## [WHAT TO PRODUCE]
Pull every line with the word "JSON" out of the entries below.

——

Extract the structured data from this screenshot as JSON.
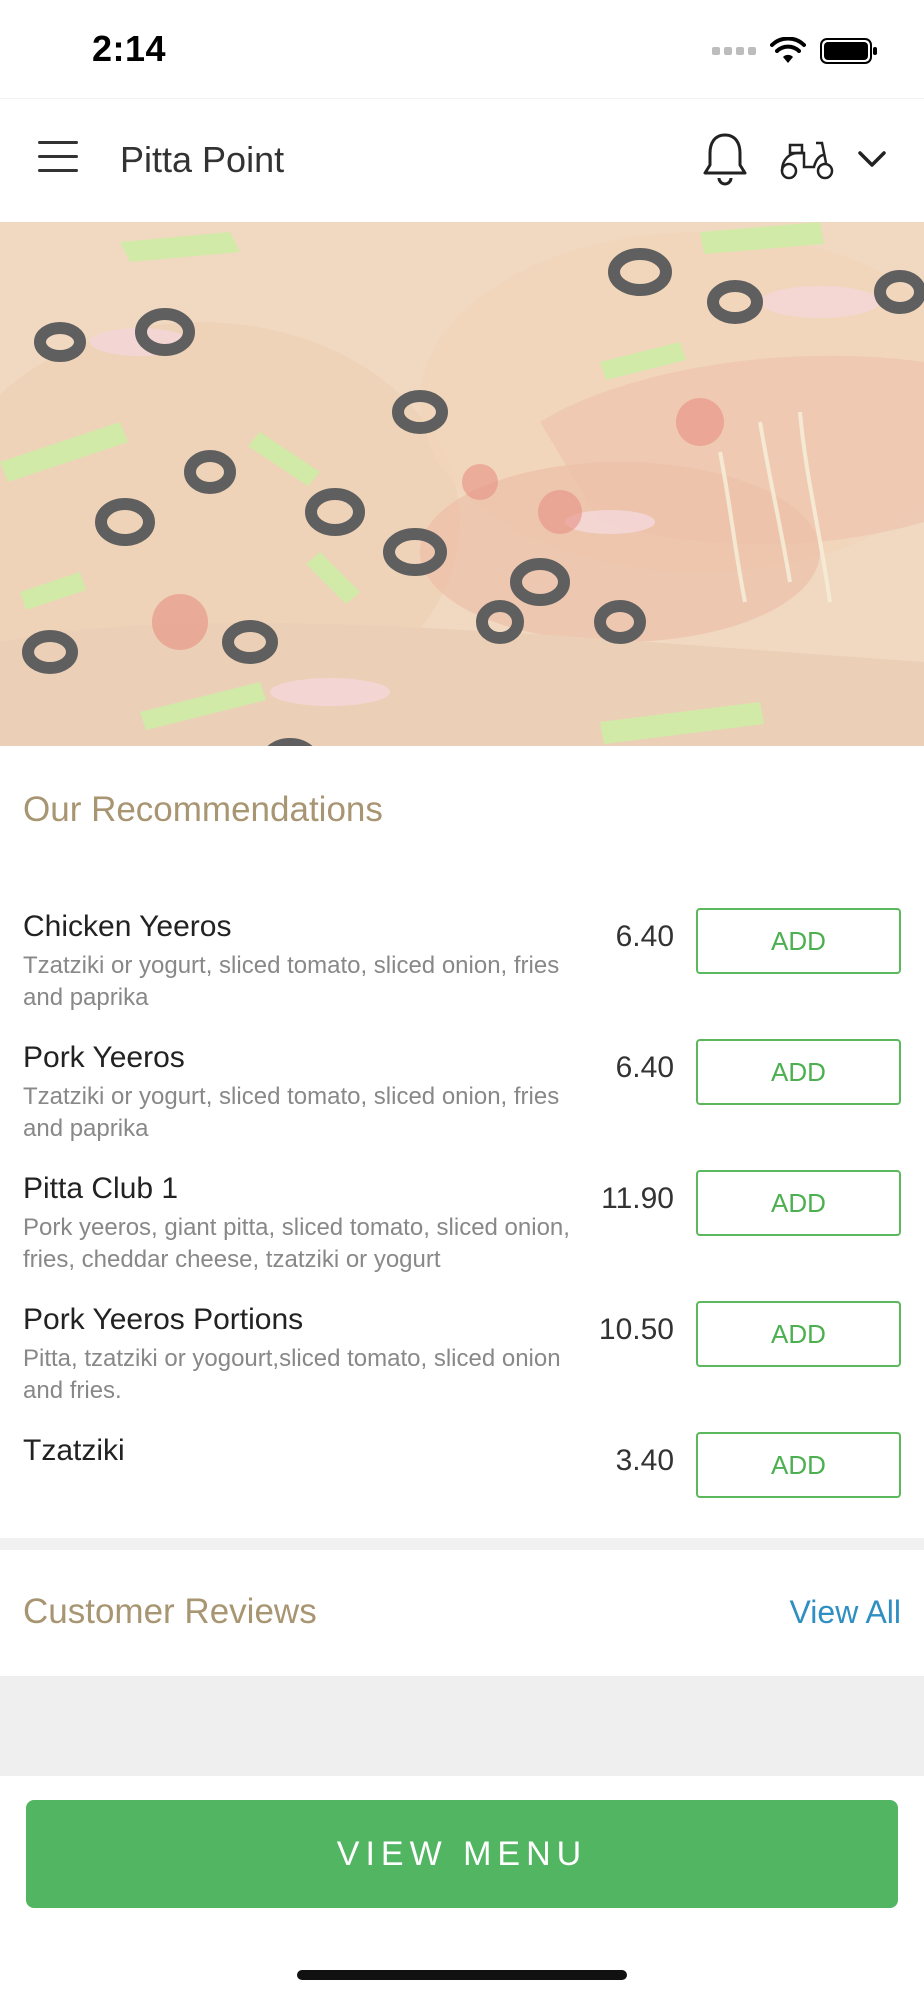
{
  "status_bar": {
    "time": "2:14"
  },
  "header": {
    "title": "Pitta Point",
    "icons": [
      "menu-icon",
      "bell-icon",
      "scooter-icon",
      "chevron-down-icon"
    ]
  },
  "recommendations": {
    "title": "Our Recommendations",
    "add_label": "ADD",
    "items": [
      {
        "name": "Chicken Yeeros",
        "description": "Tzatziki or yogurt, sliced tomato, sliced onion, fries and paprika",
        "price": "6.40"
      },
      {
        "name": "Pork Yeeros",
        "description": "Tzatziki or yogurt, sliced tomato, sliced onion, fries and paprika",
        "price": "6.40"
      },
      {
        "name": "Pitta Club 1",
        "description": "Pork yeeros, giant pitta, sliced tomato, sliced onion, fries, cheddar cheese, tzatziki or yogurt",
        "price": "11.90"
      },
      {
        "name": "Pork Yeeros Portions",
        "description": "Pitta, tzatziki or yogourt,sliced tomato, sliced onion and fries.",
        "price": "10.50"
      },
      {
        "name": "Tzatziki",
        "description": "",
        "price": "3.40"
      }
    ]
  },
  "reviews": {
    "title": "Customer Reviews",
    "view_all": "View All"
  },
  "footer": {
    "view_menu": "VIEW MENU"
  },
  "colors": {
    "accent_green": "#52b562",
    "section_title": "#a89572",
    "link_blue": "#2f8fc2"
  }
}
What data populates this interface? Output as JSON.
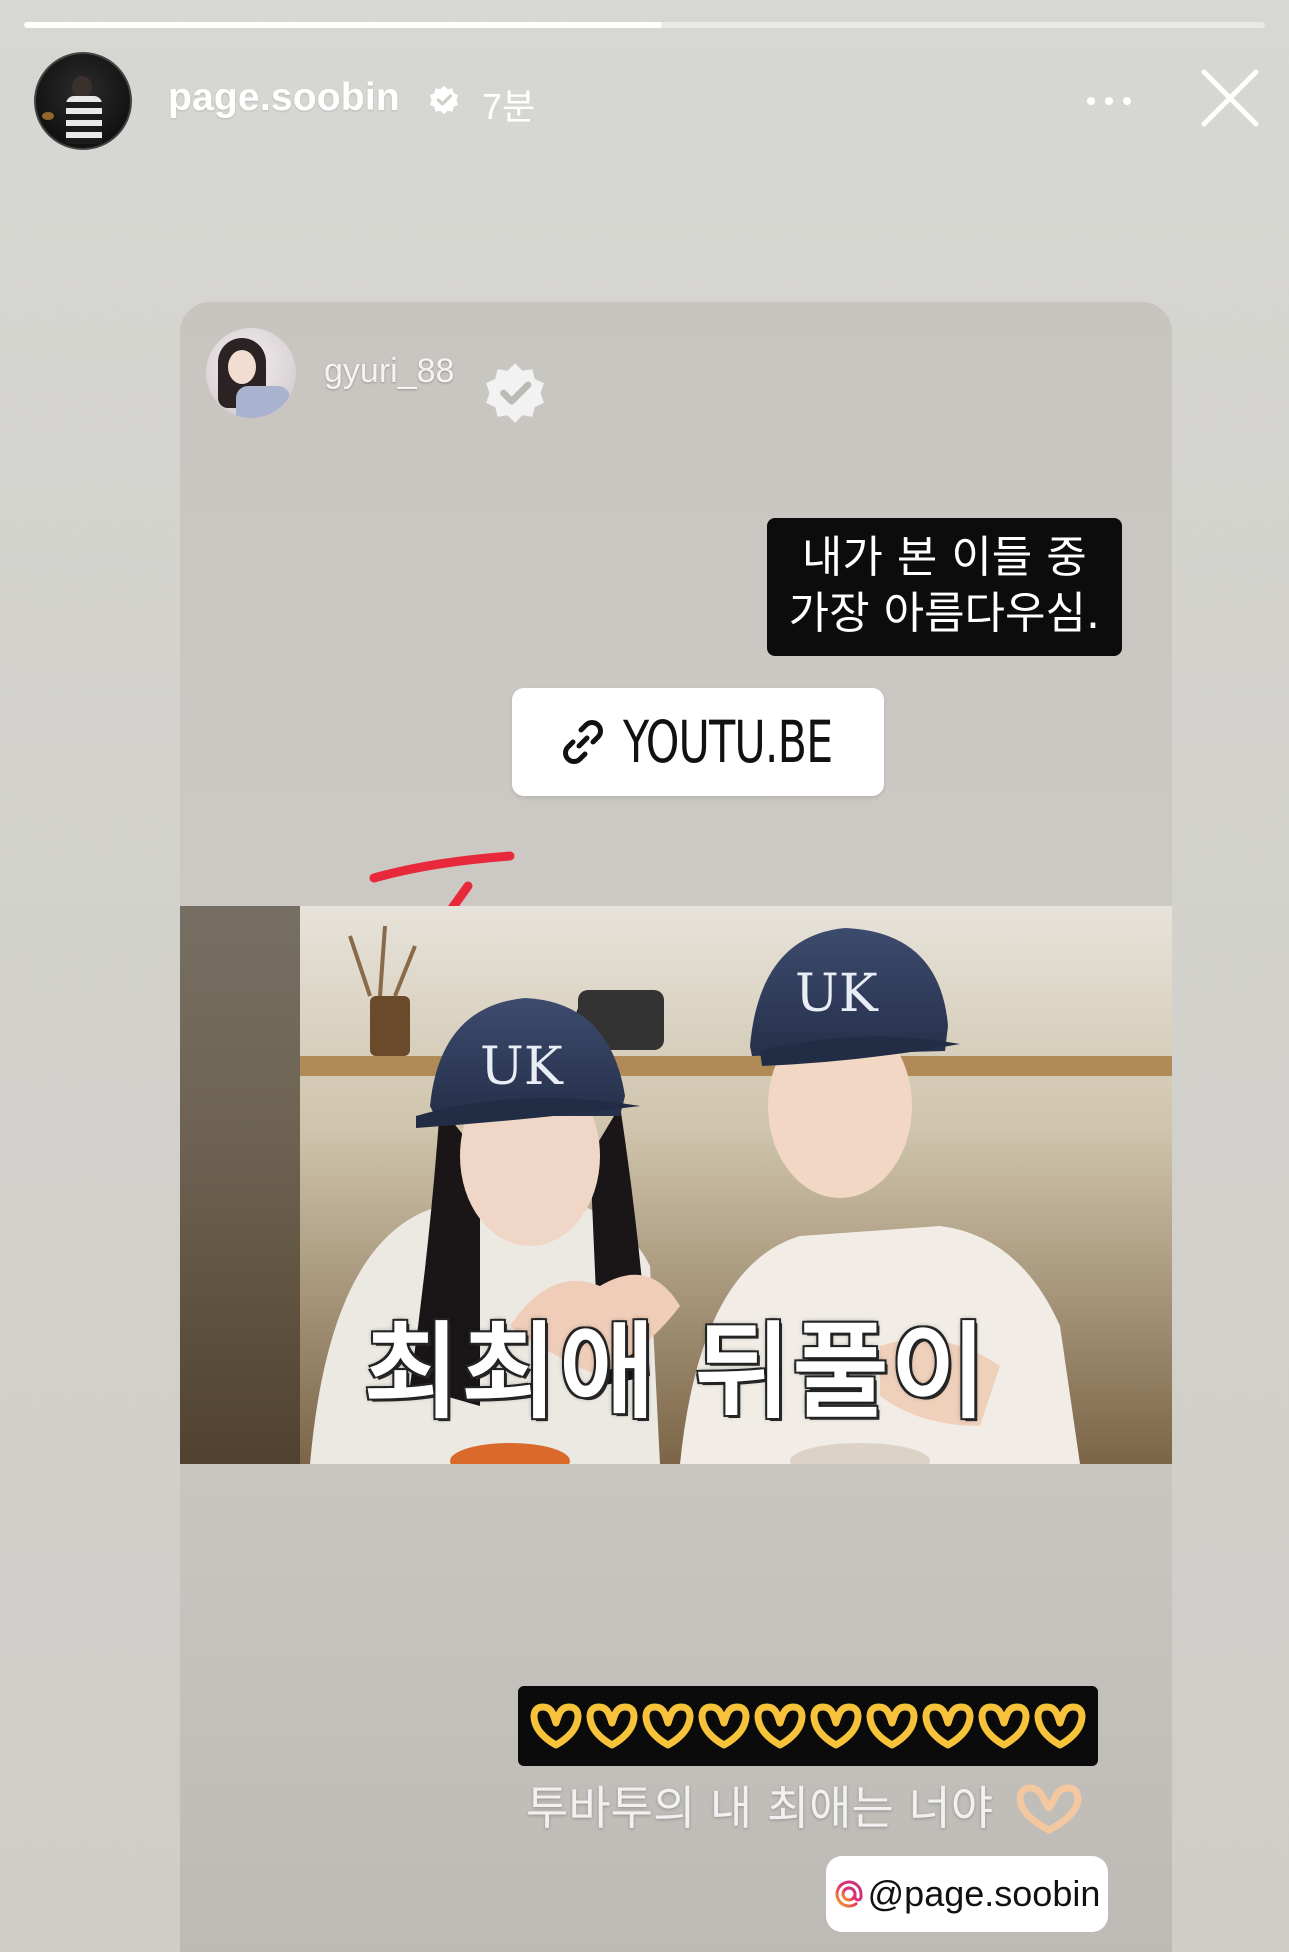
{
  "story": {
    "progress": 0.514,
    "username": "page.soobin",
    "time_ago": "7분",
    "verified": true
  },
  "reshared_post": {
    "username": "gyuri_88",
    "verified": true,
    "caption_lines": [
      "내가 본 이들 중",
      "가장 아름다우심."
    ],
    "link_sticker": "YOUTU.BE",
    "video_title": "최최애 뒤풀이",
    "emoji_count": 10,
    "sub_caption": "투바투의 내 최애는 너야",
    "mention": "@page.soobin"
  },
  "colors": {
    "arrow": "#e7293b",
    "sticker_bg": "#ffffff",
    "caption_bg": "#0c0c0c",
    "heart_hands": "#f5c23a"
  },
  "icons": [
    "link-icon",
    "verified-icon",
    "more-icon",
    "close-icon",
    "heart-hands-icon",
    "mention-icon"
  ]
}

——

## [SOLUTION TO THIS TASK]
Extract the structured data from this screenshot as JSON.
What data populates this interface? Output as JSON.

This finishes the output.